[The data]:

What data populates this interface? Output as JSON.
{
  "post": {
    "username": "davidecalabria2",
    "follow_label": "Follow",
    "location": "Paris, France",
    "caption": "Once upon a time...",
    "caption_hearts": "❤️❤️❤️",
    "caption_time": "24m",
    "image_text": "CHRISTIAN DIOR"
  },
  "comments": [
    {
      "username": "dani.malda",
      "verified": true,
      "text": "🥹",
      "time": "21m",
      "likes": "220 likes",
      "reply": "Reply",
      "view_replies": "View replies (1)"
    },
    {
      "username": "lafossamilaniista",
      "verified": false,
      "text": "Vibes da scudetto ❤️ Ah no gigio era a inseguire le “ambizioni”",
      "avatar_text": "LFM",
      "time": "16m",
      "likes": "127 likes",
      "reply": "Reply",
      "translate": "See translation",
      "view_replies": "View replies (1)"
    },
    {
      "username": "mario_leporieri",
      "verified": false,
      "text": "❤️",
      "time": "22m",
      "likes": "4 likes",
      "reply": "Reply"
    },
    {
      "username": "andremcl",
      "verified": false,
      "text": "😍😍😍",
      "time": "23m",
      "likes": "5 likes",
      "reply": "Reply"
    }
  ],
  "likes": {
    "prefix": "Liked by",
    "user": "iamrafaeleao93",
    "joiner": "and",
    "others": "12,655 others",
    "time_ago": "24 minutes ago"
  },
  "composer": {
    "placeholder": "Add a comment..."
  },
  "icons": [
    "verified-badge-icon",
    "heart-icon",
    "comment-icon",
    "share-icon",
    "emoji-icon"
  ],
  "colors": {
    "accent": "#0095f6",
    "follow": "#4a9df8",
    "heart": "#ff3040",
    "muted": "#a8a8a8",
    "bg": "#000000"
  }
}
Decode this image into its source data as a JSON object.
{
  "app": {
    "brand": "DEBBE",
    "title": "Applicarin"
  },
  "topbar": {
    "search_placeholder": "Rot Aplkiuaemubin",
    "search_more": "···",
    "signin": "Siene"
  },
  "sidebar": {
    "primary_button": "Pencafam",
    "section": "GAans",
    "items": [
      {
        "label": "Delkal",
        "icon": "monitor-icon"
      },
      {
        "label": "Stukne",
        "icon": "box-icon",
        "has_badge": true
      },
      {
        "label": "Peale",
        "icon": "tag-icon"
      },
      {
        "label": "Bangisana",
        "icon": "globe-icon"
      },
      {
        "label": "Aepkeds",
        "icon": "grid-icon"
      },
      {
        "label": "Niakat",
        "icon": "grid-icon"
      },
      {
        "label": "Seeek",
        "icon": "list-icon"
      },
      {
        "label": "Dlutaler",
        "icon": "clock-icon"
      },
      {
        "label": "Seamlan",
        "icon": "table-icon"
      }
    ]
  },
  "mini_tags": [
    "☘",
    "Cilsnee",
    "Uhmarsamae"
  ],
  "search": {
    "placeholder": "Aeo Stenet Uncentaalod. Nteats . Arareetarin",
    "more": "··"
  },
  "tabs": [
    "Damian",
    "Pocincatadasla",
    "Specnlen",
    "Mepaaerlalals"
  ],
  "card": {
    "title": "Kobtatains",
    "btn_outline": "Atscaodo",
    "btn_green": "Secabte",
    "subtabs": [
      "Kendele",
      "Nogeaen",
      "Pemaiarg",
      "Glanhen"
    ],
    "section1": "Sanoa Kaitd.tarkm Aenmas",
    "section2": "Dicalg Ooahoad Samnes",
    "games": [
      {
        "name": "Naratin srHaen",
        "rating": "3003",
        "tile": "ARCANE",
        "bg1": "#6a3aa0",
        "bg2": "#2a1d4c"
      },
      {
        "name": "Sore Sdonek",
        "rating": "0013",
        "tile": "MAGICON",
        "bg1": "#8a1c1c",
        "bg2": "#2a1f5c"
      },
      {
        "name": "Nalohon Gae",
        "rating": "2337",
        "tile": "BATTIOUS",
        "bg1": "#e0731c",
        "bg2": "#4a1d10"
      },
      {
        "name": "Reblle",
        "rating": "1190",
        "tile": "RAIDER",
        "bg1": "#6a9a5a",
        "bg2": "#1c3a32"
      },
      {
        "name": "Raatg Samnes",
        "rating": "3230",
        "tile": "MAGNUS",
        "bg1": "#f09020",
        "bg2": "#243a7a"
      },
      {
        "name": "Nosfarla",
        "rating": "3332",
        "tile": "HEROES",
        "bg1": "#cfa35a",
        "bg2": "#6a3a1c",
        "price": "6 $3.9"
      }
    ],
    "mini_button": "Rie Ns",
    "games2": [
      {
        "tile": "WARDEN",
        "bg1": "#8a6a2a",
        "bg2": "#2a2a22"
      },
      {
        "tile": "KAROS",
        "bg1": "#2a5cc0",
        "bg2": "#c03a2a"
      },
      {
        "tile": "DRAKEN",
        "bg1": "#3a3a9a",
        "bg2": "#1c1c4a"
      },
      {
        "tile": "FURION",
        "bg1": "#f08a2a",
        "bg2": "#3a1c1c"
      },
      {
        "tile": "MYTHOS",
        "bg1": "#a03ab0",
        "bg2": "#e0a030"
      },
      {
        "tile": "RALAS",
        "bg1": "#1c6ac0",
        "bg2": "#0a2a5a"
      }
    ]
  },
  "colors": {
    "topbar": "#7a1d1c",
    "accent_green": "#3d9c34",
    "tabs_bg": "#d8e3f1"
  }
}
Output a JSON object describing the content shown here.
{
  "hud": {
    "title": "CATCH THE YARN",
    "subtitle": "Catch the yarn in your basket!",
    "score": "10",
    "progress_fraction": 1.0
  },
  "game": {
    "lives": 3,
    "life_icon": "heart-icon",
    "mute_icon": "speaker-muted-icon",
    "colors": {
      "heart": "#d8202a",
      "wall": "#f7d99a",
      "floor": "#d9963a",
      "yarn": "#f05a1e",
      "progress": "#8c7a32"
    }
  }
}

[Your goal]: Copy every line above that holds the word "muted".

[Final result]:
    "muted": "#a8a8a8",
    "mute_icon": "speaker-muted-icon",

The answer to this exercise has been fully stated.